__ITEMS__:
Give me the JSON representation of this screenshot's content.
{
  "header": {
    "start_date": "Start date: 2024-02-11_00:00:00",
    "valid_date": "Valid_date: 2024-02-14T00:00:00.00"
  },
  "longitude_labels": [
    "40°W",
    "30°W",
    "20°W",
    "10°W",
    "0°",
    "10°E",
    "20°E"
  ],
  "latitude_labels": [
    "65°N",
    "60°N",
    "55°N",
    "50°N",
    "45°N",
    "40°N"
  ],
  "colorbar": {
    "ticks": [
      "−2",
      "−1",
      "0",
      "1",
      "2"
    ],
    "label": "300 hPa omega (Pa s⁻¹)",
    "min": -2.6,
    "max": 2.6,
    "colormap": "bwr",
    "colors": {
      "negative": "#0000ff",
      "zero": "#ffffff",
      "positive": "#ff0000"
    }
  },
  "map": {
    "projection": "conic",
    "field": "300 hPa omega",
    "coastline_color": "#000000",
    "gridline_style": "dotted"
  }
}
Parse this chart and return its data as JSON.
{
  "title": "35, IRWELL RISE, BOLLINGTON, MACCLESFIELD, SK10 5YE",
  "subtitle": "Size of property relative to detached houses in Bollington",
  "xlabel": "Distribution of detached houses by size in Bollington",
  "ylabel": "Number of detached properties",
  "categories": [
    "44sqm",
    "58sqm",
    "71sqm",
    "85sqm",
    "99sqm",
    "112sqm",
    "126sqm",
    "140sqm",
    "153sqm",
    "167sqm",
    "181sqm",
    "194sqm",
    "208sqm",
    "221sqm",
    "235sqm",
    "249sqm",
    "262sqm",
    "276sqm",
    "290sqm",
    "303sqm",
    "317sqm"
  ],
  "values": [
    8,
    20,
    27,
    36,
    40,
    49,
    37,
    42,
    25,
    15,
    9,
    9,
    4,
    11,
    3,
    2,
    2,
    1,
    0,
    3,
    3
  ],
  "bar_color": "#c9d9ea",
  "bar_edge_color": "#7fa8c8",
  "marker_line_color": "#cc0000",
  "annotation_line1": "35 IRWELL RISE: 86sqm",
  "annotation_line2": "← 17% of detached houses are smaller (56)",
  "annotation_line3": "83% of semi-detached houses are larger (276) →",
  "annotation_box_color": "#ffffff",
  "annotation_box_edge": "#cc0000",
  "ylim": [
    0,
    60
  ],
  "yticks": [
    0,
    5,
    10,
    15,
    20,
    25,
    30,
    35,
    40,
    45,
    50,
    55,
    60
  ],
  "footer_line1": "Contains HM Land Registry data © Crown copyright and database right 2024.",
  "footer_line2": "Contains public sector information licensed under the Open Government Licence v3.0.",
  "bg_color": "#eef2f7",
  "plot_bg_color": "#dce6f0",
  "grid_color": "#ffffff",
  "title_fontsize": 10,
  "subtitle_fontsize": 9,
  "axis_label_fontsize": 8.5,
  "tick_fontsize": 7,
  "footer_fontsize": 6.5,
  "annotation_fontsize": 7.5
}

__WORK TO COMPLETE__: Every entry above needs to be quoted exactly.

__RESULT FOR THIS TASK__:
Give me the JSON representation of this screenshot's content.
{
  "header": {
    "start_date": "Start date: 2024-02-11_00:00:00",
    "valid_date": "Valid_date: 2024-02-14T00:00:00.00"
  },
  "longitude_labels": [
    "40°W",
    "30°W",
    "20°W",
    "10°W",
    "0°",
    "10°E",
    "20°E"
  ],
  "latitude_labels": [
    "65°N",
    "60°N",
    "55°N",
    "50°N",
    "45°N",
    "40°N"
  ],
  "colorbar": {
    "ticks": [
      "−2",
      "−1",
      "0",
      "1",
      "2"
    ],
    "label": "300 hPa omega (Pa s⁻¹)",
    "min": -2.6,
    "max": 2.6,
    "colormap": "bwr",
    "colors": {
      "negative": "#0000ff",
      "zero": "#ffffff",
      "positive": "#ff0000"
    }
  },
  "map": {
    "projection": "conic",
    "field": "300 hPa omega",
    "coastline_color": "#000000",
    "gridline_style": "dotted"
  }
}
Parse this chart and return its data as JSON.
{
  "title": "35, IRWELL RISE, BOLLINGTON, MACCLESFIELD, SK10 5YE",
  "subtitle": "Size of property relative to detached houses in Bollington",
  "xlabel": "Distribution of detached houses by size in Bollington",
  "ylabel": "Number of detached properties",
  "categories": [
    "44sqm",
    "58sqm",
    "71sqm",
    "85sqm",
    "99sqm",
    "112sqm",
    "126sqm",
    "140sqm",
    "153sqm",
    "167sqm",
    "181sqm",
    "194sqm",
    "208sqm",
    "221sqm",
    "235sqm",
    "249sqm",
    "262sqm",
    "276sqm",
    "290sqm",
    "303sqm",
    "317sqm"
  ],
  "values": [
    8,
    20,
    27,
    36,
    40,
    49,
    37,
    42,
    25,
    15,
    9,
    9,
    4,
    11,
    3,
    2,
    2,
    1,
    0,
    3,
    3
  ],
  "bar_color": "#c9d9ea",
  "bar_edge_color": "#7fa8c8",
  "marker_line_color": "#cc0000",
  "annotation_line1": "35 IRWELL RISE: 86sqm",
  "annotation_line2": "← 17% of detached houses are smaller (56)",
  "annotation_line3": "83% of semi-detached houses are larger (276) →",
  "annotation_box_color": "#ffffff",
  "annotation_box_edge": "#cc0000",
  "ylim": [
    0,
    60
  ],
  "yticks": [
    0,
    5,
    10,
    15,
    20,
    25,
    30,
    35,
    40,
    45,
    50,
    55,
    60
  ],
  "footer_line1": "Contains HM Land Registry data © Crown copyright and database right 2024.",
  "footer_line2": "Contains public sector information licensed under the Open Government Licence v3.0.",
  "bg_color": "#eef2f7",
  "plot_bg_color": "#dce6f0",
  "grid_color": "#ffffff",
  "title_fontsize": 10,
  "subtitle_fontsize": 9,
  "axis_label_fontsize": 8.5,
  "tick_fontsize": 7,
  "footer_fontsize": 6.5,
  "annotation_fontsize": 7.5
}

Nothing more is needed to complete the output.